List each line in which the string "kyiv" appears.

(Figure record extracts)
============================================================
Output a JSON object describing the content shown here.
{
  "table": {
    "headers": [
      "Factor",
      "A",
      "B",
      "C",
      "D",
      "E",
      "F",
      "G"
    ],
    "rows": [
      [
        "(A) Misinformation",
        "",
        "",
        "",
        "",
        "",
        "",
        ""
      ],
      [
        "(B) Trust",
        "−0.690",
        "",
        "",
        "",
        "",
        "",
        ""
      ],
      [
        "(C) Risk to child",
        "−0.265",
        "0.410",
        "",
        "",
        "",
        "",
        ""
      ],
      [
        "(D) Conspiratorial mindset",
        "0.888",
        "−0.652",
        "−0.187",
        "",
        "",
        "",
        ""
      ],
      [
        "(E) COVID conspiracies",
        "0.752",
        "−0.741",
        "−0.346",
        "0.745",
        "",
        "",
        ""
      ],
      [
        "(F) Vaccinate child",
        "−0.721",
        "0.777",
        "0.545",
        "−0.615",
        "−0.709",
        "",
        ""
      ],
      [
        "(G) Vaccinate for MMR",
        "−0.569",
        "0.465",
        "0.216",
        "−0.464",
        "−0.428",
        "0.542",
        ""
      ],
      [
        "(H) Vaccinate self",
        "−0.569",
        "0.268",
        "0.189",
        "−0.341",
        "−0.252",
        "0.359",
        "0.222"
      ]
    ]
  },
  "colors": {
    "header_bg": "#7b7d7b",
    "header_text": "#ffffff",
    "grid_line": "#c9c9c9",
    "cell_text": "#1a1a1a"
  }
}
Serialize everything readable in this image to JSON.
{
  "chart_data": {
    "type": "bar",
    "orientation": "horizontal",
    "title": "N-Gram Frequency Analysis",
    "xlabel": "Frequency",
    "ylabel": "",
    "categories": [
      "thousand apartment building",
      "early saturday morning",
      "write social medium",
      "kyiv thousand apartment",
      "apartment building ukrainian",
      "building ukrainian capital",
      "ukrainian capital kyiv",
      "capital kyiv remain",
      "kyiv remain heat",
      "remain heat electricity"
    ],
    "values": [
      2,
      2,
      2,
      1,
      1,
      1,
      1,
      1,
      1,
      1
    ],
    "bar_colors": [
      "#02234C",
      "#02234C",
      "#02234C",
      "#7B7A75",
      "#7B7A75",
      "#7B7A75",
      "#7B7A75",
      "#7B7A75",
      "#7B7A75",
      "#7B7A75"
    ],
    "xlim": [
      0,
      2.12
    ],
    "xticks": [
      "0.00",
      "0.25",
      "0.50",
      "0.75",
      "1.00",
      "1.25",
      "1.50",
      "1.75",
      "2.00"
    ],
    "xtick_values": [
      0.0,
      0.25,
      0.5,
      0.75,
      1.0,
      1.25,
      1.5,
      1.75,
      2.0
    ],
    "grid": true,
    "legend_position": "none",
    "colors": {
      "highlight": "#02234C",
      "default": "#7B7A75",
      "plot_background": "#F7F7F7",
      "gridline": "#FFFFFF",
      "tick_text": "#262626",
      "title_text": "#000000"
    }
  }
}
============================================================
WRITTEN RESPONSE>
      "kyiv thousand apartment",
      "ukrainian capital kyiv",
      "capital kyiv remain",
      "kyiv remain heat",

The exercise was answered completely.